SUPPLIED DATA:
* * * *

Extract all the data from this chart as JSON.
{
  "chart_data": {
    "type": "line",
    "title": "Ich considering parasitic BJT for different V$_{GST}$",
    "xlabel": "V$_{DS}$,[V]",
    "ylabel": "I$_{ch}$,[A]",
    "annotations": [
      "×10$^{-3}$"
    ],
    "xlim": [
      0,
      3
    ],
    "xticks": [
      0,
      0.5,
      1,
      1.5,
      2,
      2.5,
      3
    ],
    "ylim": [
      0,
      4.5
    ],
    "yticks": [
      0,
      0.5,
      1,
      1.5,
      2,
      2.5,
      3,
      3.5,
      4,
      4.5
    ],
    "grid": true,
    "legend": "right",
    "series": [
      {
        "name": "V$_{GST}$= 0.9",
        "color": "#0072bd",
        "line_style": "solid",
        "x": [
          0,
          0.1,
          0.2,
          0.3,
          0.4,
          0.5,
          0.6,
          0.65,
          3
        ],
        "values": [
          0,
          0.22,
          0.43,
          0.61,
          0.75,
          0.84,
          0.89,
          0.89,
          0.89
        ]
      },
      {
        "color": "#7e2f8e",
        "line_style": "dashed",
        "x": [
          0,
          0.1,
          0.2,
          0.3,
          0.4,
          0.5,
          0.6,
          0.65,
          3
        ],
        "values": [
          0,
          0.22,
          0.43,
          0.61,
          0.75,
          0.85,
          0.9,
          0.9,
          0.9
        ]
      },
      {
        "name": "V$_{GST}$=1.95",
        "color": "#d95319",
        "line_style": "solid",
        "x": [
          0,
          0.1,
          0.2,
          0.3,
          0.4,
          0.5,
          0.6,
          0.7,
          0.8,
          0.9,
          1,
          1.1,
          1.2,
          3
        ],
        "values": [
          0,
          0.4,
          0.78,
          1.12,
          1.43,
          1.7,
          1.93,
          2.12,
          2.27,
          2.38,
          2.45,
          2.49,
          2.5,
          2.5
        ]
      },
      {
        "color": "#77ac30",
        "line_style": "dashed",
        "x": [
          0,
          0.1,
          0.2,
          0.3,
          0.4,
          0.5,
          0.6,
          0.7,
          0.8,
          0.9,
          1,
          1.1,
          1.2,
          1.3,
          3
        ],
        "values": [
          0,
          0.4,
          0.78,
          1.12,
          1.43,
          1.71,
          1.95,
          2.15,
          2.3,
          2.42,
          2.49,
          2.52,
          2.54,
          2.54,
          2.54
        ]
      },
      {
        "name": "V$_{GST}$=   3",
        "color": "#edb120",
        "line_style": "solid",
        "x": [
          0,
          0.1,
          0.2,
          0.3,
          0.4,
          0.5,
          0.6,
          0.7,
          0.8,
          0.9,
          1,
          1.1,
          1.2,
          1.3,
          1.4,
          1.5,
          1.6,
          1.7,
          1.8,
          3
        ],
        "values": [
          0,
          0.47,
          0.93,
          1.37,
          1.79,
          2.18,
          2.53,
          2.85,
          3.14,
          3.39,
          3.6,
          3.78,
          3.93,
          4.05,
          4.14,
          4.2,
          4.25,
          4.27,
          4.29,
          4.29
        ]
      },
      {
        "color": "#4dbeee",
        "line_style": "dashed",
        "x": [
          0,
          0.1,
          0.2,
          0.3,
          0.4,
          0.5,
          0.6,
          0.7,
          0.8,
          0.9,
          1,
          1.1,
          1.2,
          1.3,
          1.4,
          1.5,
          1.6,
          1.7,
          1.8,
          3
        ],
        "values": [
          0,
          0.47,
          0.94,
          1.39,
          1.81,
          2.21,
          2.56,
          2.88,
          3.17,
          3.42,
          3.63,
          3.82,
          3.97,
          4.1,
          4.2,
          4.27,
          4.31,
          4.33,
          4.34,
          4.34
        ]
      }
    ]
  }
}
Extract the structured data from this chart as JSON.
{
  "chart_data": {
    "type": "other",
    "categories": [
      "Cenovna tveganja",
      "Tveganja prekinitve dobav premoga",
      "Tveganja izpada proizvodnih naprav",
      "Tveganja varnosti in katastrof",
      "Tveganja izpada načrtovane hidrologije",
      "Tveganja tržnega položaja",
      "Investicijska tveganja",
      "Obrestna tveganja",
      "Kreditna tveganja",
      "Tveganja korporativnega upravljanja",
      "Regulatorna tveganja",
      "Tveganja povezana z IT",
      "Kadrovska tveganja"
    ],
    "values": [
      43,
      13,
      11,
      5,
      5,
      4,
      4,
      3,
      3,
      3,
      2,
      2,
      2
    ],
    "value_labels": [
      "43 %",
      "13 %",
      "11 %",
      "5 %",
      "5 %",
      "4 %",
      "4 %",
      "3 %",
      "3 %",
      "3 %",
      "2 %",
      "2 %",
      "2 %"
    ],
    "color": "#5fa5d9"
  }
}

* * * *

Restate all of the entries above precisely.

TASK SOLUTION:
Extract all the data from this chart as JSON.
{
  "chart_data": {
    "type": "line",
    "title": "Ich considering parasitic BJT for different V$_{GST}$",
    "xlabel": "V$_{DS}$,[V]",
    "ylabel": "I$_{ch}$,[A]",
    "annotations": [
      "×10$^{-3}$"
    ],
    "xlim": [
      0,
      3
    ],
    "xticks": [
      0,
      0.5,
      1,
      1.5,
      2,
      2.5,
      3
    ],
    "ylim": [
      0,
      4.5
    ],
    "yticks": [
      0,
      0.5,
      1,
      1.5,
      2,
      2.5,
      3,
      3.5,
      4,
      4.5
    ],
    "grid": true,
    "legend": "right",
    "series": [
      {
        "name": "V$_{GST}$= 0.9",
        "color": "#0072bd",
        "line_style": "solid",
        "x": [
          0,
          0.1,
          0.2,
          0.3,
          0.4,
          0.5,
          0.6,
          0.65,
          3
        ],
        "values": [
          0,
          0.22,
          0.43,
          0.61,
          0.75,
          0.84,
          0.89,
          0.89,
          0.89
        ]
      },
      {
        "color": "#7e2f8e",
        "line_style": "dashed",
        "x": [
          0,
          0.1,
          0.2,
          0.3,
          0.4,
          0.5,
          0.6,
          0.65,
          3
        ],
        "values": [
          0,
          0.22,
          0.43,
          0.61,
          0.75,
          0.85,
          0.9,
          0.9,
          0.9
        ]
      },
      {
        "name": "V$_{GST}$=1.95",
        "color": "#d95319",
        "line_style": "solid",
        "x": [
          0,
          0.1,
          0.2,
          0.3,
          0.4,
          0.5,
          0.6,
          0.7,
          0.8,
          0.9,
          1,
          1.1,
          1.2,
          3
        ],
        "values": [
          0,
          0.4,
          0.78,
          1.12,
          1.43,
          1.7,
          1.93,
          2.12,
          2.27,
          2.38,
          2.45,
          2.49,
          2.5,
          2.5
        ]
      },
      {
        "color": "#77ac30",
        "line_style": "dashed",
        "x": [
          0,
          0.1,
          0.2,
          0.3,
          0.4,
          0.5,
          0.6,
          0.7,
          0.8,
          0.9,
          1,
          1.1,
          1.2,
          1.3,
          3
        ],
        "values": [
          0,
          0.4,
          0.78,
          1.12,
          1.43,
          1.71,
          1.95,
          2.15,
          2.3,
          2.42,
          2.49,
          2.52,
          2.54,
          2.54,
          2.54
        ]
      },
      {
        "name": "V$_{GST}$=   3",
        "color": "#edb120",
        "line_style": "solid",
        "x": [
          0,
          0.1,
          0.2,
          0.3,
          0.4,
          0.5,
          0.6,
          0.7,
          0.8,
          0.9,
          1,
          1.1,
          1.2,
          1.3,
          1.4,
          1.5,
          1.6,
          1.7,
          1.8,
          3
        ],
        "values": [
          0,
          0.47,
          0.93,
          1.37,
          1.79,
          2.18,
          2.53,
          2.85,
          3.14,
          3.39,
          3.6,
          3.78,
          3.93,
          4.05,
          4.14,
          4.2,
          4.25,
          4.27,
          4.29,
          4.29
        ]
      },
      {
        "color": "#4dbeee",
        "line_style": "dashed",
        "x": [
          0,
          0.1,
          0.2,
          0.3,
          0.4,
          0.5,
          0.6,
          0.7,
          0.8,
          0.9,
          1,
          1.1,
          1.2,
          1.3,
          1.4,
          1.5,
          1.6,
          1.7,
          1.8,
          3
        ],
        "values": [
          0,
          0.47,
          0.94,
          1.39,
          1.81,
          2.21,
          2.56,
          2.88,
          3.17,
          3.42,
          3.63,
          3.82,
          3.97,
          4.1,
          4.2,
          4.27,
          4.31,
          4.33,
          4.34,
          4.34
        ]
      }
    ]
  }
}
Extract the structured data from this chart as JSON.
{
  "chart_data": {
    "type": "other",
    "categories": [
      "Cenovna tveganja",
      "Tveganja prekinitve dobav premoga",
      "Tveganja izpada proizvodnih naprav",
      "Tveganja varnosti in katastrof",
      "Tveganja izpada načrtovane hidrologije",
      "Tveganja tržnega položaja",
      "Investicijska tveganja",
      "Obrestna tveganja",
      "Kreditna tveganja",
      "Tveganja korporativnega upravljanja",
      "Regulatorna tveganja",
      "Tveganja povezana z IT",
      "Kadrovska tveganja"
    ],
    "values": [
      43,
      13,
      11,
      5,
      5,
      4,
      4,
      3,
      3,
      3,
      2,
      2,
      2
    ],
    "value_labels": [
      "43 %",
      "13 %",
      "11 %",
      "5 %",
      "5 %",
      "4 %",
      "4 %",
      "3 %",
      "3 %",
      "3 %",
      "2 %",
      "2 %",
      "2 %"
    ],
    "color": "#5fa5d9"
  }
}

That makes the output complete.